◆ SET EXERCISE: Look for the string "type" and copy every line that has it.

◆ LISTING:

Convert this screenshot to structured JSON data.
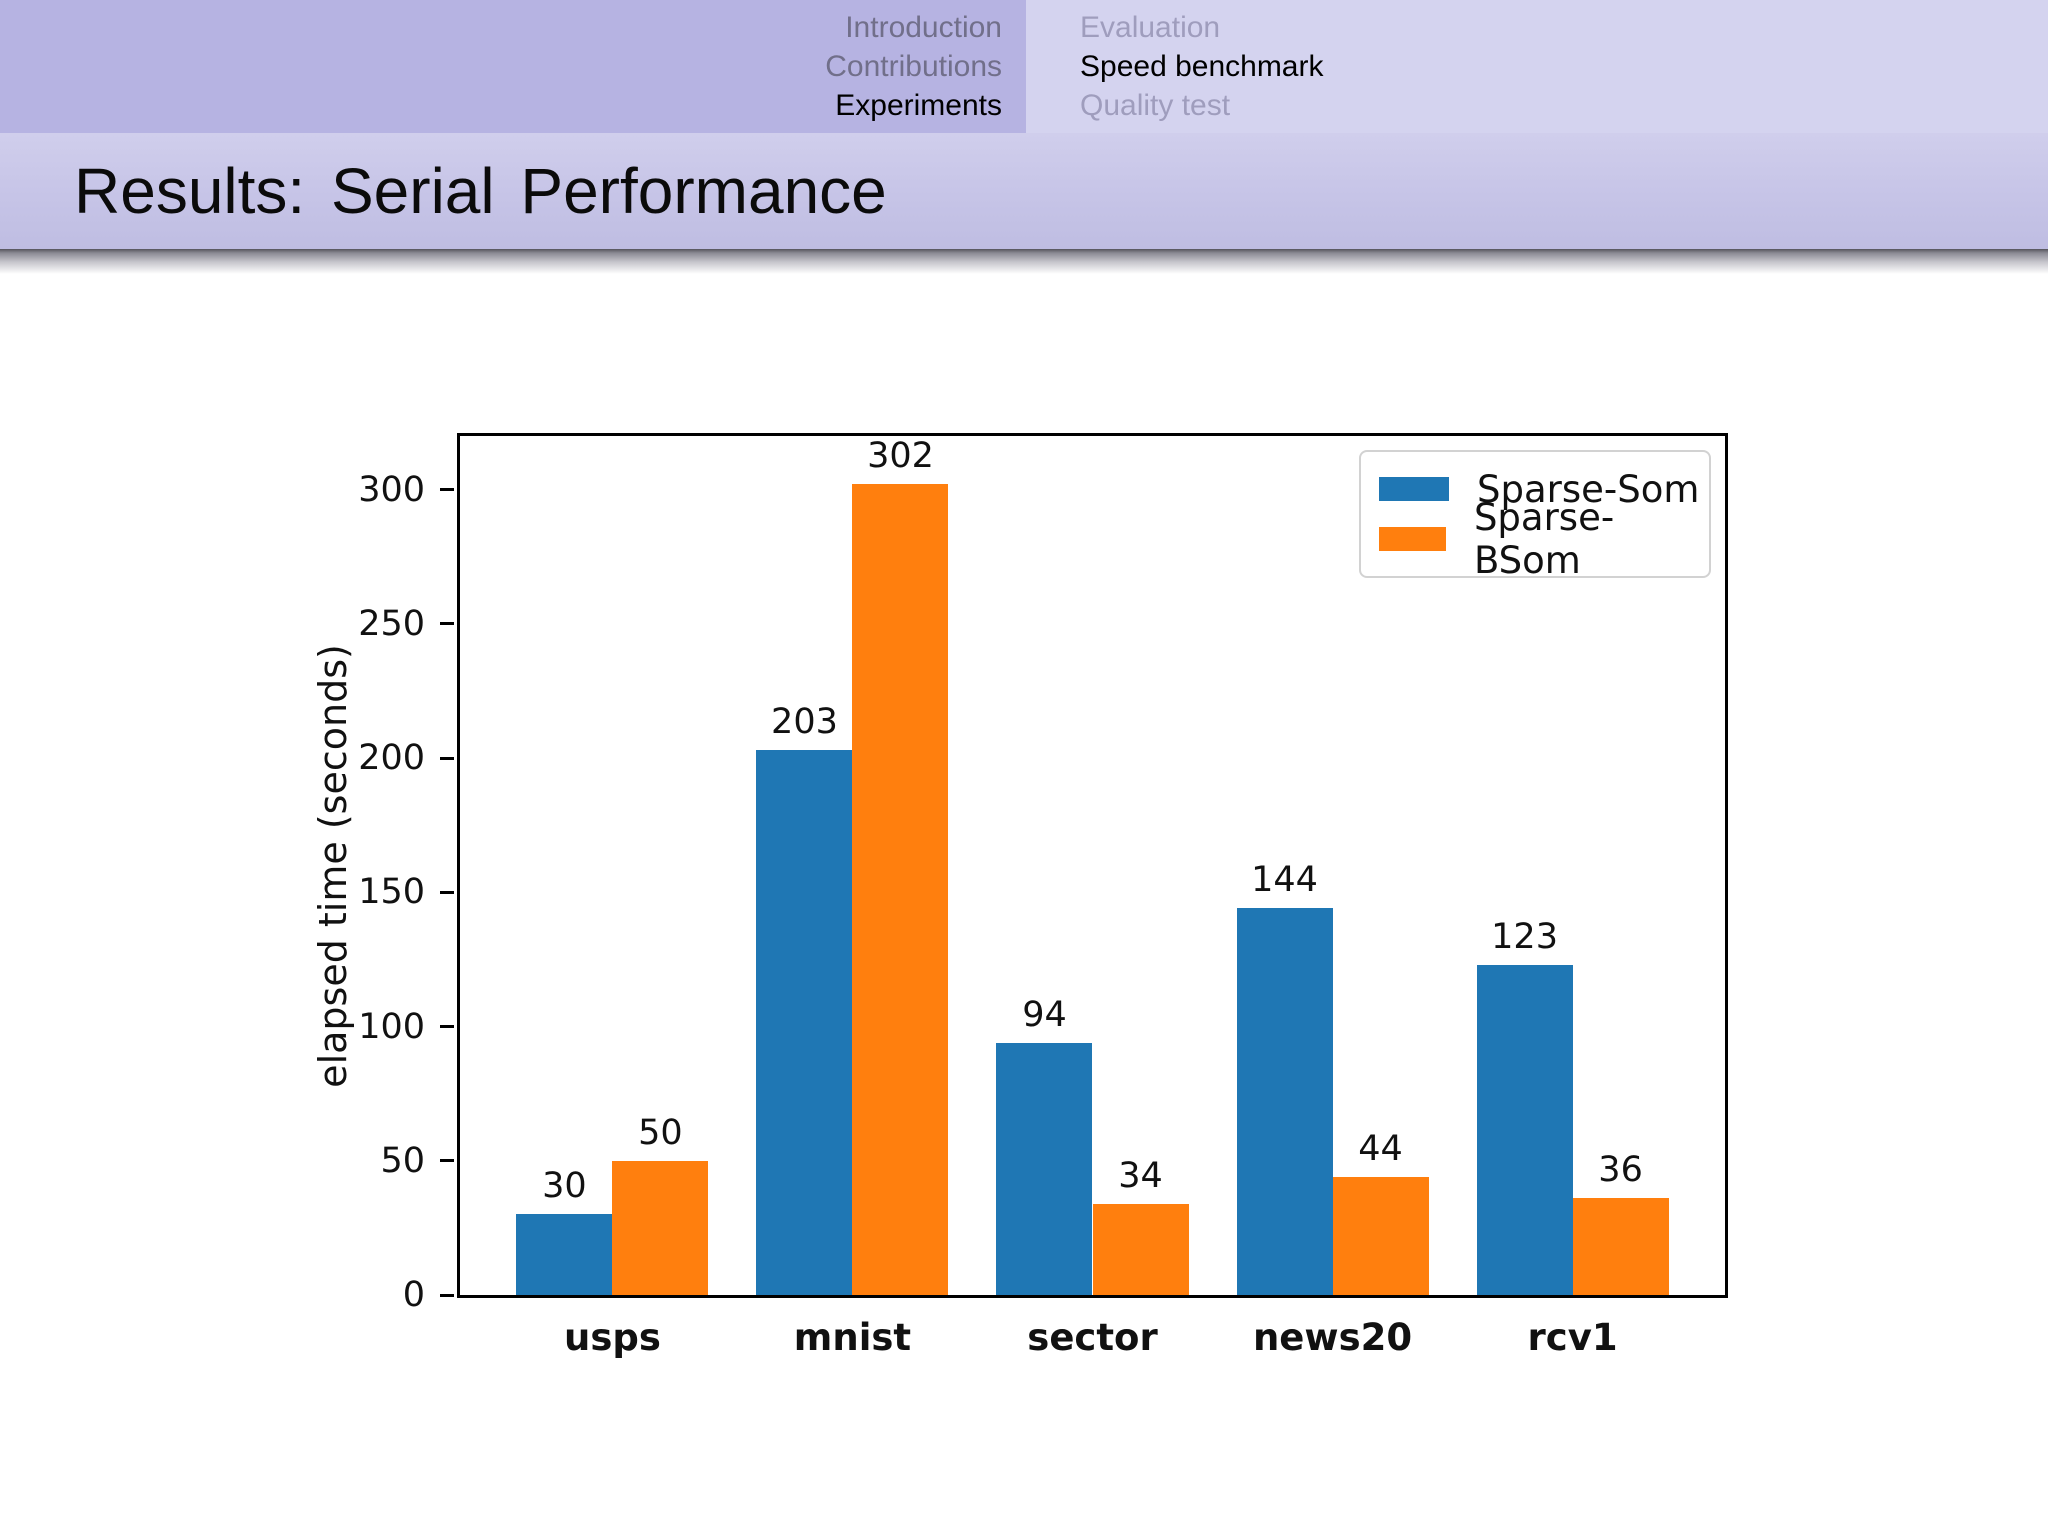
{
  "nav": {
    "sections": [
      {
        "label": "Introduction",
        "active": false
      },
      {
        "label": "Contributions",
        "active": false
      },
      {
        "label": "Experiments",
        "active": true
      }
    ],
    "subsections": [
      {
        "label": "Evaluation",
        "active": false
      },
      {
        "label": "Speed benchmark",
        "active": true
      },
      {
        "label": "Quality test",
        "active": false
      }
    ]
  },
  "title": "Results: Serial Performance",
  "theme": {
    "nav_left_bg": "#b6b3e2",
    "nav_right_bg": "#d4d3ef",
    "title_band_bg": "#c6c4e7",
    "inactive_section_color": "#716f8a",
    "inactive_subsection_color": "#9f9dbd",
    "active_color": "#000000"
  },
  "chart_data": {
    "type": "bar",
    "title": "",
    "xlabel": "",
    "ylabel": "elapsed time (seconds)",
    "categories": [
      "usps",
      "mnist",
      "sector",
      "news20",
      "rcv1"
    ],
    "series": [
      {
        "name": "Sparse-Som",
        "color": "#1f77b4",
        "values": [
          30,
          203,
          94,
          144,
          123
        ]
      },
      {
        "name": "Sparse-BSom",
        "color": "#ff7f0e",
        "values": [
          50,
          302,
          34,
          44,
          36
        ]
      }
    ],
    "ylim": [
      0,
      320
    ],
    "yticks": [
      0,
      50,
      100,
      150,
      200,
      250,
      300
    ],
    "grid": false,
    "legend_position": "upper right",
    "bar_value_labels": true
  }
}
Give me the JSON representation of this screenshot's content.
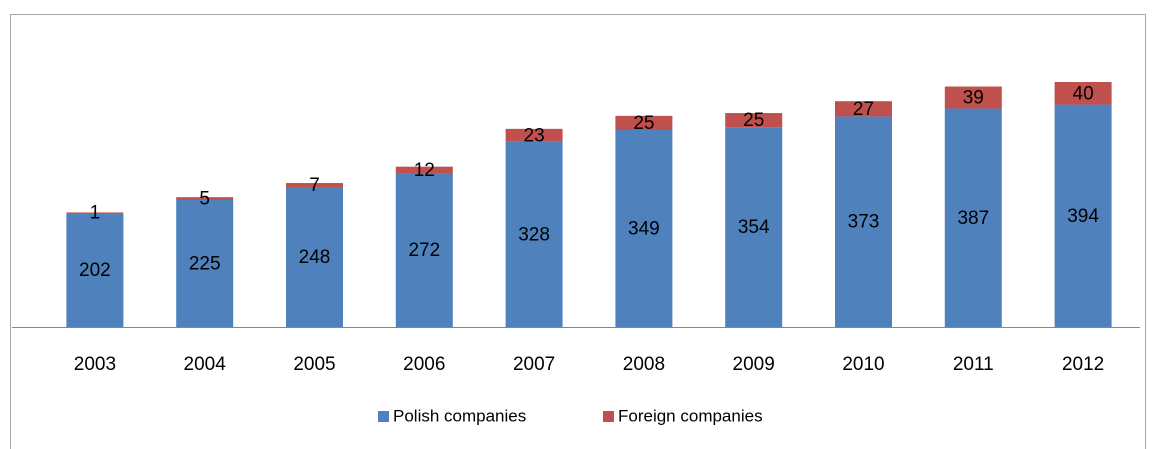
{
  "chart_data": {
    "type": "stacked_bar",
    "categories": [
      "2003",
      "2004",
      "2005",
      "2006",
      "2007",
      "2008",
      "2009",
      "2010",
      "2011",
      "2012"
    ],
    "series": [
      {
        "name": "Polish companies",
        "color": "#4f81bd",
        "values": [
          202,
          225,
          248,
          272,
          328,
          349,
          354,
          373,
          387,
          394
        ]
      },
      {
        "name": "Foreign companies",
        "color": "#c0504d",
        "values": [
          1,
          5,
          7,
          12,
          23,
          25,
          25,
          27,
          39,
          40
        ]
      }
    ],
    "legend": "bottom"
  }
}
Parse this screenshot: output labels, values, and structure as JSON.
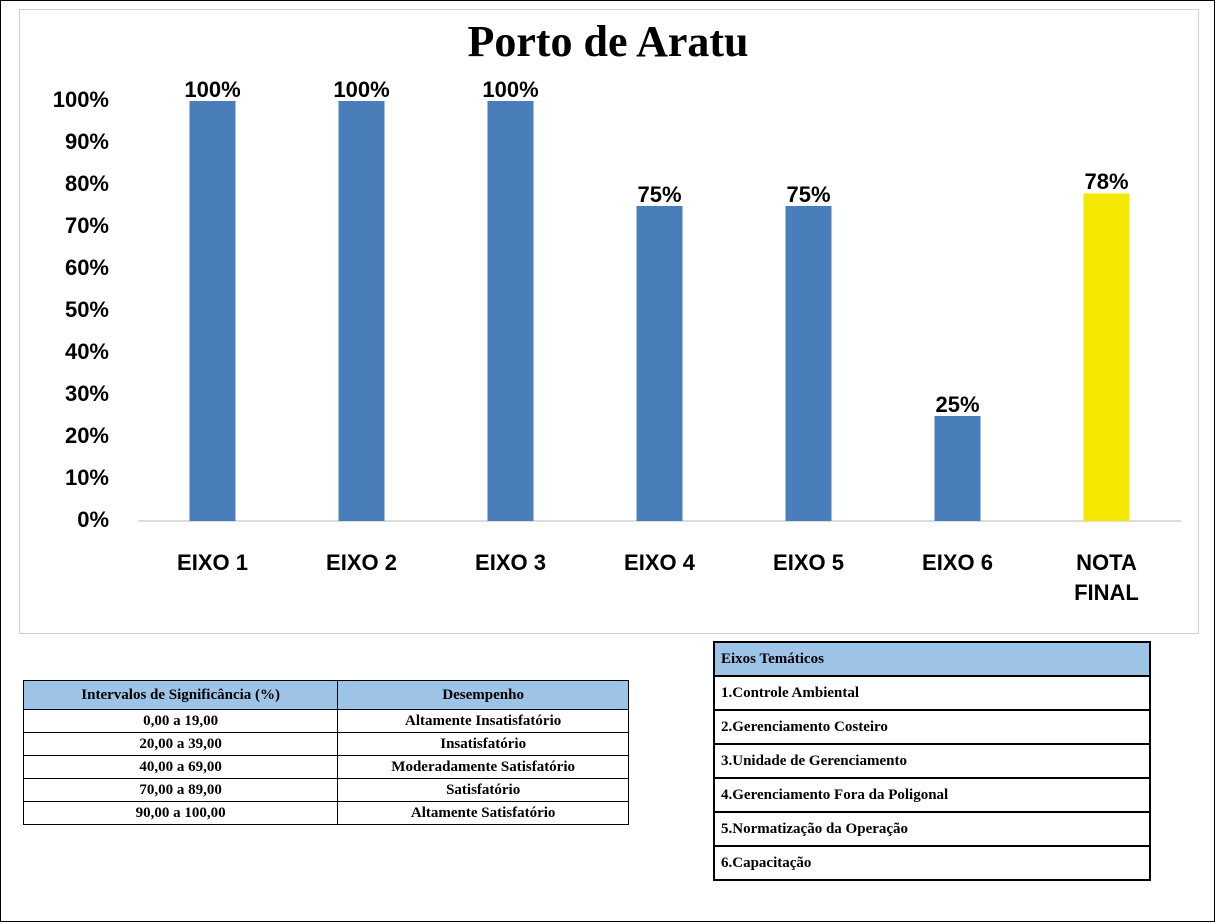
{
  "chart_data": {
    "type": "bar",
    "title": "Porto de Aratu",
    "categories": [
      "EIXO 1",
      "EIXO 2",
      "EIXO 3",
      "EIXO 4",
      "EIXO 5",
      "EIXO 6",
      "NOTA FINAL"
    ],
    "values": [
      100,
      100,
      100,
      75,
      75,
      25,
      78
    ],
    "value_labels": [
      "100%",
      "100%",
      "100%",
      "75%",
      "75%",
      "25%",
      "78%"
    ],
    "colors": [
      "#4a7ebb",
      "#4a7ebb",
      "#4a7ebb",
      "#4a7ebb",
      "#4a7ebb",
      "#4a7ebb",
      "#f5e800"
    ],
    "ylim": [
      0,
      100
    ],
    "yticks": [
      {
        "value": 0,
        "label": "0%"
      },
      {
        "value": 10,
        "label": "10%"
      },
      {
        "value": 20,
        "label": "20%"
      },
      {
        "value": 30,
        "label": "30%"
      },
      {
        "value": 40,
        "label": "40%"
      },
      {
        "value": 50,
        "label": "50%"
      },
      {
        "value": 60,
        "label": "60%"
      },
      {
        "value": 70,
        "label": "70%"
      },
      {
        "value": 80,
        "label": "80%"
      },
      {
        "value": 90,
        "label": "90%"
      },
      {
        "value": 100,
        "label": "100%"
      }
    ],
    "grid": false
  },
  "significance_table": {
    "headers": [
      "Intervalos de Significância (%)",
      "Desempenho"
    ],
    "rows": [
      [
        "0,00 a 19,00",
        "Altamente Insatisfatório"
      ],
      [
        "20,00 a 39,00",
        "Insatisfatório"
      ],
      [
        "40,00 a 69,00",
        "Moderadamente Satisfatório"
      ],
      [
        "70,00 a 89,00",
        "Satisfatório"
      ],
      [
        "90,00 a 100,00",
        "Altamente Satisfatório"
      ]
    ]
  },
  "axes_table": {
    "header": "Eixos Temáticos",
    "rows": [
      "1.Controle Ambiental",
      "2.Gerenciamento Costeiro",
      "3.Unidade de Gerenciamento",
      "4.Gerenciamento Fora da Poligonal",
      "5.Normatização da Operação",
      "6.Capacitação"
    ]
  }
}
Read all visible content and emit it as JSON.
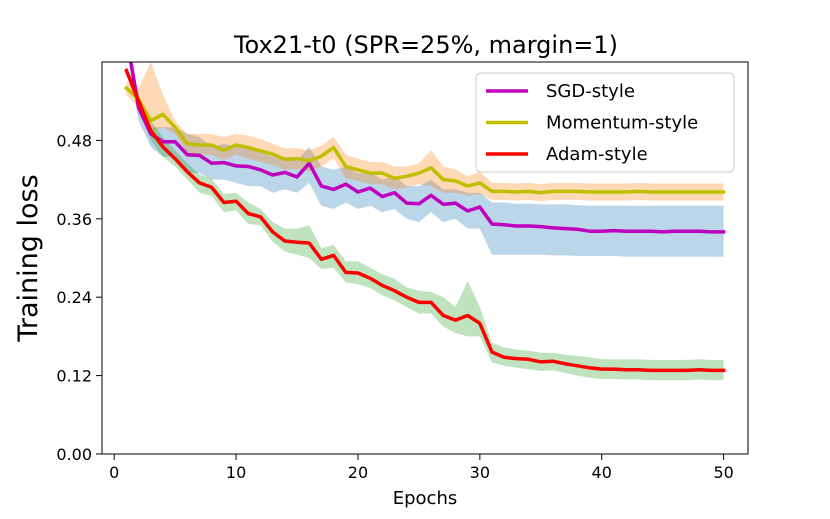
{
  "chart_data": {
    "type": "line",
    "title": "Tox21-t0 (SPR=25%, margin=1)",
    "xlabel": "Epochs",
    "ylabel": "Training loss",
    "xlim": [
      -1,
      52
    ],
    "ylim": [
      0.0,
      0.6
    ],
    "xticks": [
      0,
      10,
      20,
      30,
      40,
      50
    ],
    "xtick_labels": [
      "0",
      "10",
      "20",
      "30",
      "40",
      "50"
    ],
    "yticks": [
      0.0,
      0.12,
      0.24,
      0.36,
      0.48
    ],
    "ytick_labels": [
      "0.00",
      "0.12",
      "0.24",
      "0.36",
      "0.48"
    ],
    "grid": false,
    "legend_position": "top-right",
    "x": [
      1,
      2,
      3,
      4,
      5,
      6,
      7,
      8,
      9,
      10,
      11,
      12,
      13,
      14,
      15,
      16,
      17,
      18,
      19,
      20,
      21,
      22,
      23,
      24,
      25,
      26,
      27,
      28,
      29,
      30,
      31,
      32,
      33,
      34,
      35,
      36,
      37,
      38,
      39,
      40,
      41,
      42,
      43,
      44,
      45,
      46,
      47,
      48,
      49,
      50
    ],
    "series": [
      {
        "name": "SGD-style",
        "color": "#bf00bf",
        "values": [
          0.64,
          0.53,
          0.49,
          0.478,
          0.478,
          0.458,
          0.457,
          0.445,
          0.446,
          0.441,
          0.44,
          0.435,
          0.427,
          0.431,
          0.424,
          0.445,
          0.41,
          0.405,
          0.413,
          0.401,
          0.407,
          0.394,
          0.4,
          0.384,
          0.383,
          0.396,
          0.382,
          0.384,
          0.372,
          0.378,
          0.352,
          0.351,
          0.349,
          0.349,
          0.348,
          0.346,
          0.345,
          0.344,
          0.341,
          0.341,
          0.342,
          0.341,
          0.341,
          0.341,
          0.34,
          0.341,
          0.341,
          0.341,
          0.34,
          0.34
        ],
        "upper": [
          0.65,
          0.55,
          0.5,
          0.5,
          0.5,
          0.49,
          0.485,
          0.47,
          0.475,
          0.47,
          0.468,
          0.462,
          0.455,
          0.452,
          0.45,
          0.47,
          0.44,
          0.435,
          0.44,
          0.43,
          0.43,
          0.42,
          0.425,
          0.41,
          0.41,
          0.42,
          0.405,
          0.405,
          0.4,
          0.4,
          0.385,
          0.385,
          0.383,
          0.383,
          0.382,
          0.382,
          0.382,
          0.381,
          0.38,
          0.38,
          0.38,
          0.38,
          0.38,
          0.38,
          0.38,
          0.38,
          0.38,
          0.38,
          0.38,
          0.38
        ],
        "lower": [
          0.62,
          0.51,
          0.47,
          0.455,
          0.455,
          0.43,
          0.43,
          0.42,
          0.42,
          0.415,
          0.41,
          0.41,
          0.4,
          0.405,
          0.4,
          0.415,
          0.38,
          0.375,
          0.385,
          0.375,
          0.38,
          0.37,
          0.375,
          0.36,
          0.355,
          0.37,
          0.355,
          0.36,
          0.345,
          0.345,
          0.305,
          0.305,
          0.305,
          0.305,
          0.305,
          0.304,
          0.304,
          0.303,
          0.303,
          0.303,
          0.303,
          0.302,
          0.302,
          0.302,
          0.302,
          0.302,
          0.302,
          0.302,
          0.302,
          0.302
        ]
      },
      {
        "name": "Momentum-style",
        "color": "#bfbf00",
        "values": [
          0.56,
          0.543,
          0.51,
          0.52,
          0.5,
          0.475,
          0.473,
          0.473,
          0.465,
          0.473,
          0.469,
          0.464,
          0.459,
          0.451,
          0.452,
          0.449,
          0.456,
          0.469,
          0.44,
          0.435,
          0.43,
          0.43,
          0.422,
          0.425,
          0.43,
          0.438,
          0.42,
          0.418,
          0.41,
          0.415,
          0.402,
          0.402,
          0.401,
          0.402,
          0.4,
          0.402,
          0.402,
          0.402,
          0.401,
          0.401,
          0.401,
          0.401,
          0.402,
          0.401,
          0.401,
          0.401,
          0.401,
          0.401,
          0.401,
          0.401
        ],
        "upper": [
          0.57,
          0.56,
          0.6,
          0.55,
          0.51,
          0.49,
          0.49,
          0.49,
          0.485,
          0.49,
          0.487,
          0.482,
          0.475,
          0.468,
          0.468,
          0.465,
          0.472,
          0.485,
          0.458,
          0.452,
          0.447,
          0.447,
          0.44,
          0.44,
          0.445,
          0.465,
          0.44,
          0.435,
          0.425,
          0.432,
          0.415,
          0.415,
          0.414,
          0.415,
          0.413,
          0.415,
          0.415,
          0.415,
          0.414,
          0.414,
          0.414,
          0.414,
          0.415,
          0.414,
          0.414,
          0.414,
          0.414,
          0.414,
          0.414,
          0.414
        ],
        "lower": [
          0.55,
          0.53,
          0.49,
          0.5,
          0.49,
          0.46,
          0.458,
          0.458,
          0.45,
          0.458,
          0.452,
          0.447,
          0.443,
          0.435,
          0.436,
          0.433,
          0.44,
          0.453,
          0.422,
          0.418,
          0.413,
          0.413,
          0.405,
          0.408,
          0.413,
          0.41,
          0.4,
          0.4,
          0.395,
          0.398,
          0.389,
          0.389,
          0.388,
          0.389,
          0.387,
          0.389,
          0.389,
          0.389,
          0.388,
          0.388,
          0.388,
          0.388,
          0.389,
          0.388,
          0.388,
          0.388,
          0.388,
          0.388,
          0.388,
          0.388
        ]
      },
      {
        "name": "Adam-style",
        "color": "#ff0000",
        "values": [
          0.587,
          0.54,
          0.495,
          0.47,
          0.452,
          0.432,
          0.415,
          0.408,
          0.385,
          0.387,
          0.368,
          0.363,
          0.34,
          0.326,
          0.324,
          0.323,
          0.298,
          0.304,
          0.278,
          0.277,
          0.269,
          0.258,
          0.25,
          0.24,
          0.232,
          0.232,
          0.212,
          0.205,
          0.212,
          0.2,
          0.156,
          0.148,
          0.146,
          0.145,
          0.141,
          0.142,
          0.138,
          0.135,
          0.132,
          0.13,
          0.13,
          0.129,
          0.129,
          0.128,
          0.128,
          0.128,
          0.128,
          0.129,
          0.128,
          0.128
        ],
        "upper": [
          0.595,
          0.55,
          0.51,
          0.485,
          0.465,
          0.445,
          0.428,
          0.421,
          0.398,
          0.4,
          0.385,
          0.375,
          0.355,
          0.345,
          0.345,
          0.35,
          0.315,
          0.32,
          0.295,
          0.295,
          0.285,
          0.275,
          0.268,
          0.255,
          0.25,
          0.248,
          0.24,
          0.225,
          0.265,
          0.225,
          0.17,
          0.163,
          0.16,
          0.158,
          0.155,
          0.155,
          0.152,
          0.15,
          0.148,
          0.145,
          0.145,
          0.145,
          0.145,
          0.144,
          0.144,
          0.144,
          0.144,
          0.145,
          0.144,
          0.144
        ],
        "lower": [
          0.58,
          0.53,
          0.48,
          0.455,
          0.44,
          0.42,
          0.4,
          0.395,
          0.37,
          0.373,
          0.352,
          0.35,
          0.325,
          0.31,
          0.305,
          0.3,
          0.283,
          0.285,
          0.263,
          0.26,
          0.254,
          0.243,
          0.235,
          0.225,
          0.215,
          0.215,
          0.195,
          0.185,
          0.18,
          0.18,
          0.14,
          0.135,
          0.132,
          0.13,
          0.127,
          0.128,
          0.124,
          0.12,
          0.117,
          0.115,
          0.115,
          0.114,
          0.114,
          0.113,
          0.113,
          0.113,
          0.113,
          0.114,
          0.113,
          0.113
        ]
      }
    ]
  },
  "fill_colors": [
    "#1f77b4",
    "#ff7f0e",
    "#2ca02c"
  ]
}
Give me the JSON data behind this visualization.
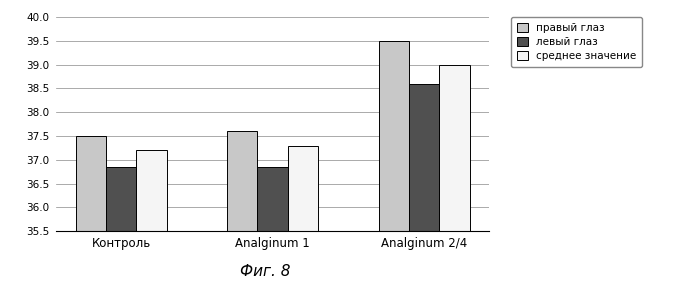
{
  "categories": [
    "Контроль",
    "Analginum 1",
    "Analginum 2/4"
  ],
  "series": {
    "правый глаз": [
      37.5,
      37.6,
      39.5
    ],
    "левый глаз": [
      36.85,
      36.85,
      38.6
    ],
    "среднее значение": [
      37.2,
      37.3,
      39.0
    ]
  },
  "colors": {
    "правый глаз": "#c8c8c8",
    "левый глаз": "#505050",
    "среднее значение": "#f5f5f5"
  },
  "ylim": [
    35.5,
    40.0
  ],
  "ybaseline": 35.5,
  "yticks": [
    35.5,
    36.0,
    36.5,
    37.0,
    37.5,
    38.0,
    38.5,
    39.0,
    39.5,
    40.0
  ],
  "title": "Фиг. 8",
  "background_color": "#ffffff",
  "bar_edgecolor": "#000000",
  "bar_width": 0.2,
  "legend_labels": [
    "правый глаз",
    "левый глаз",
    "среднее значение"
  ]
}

◆ EXERCISE ANSWER:
    "type": "bar",
    "type": "stacked_bar",
    "type": "bar",
    "type": "line",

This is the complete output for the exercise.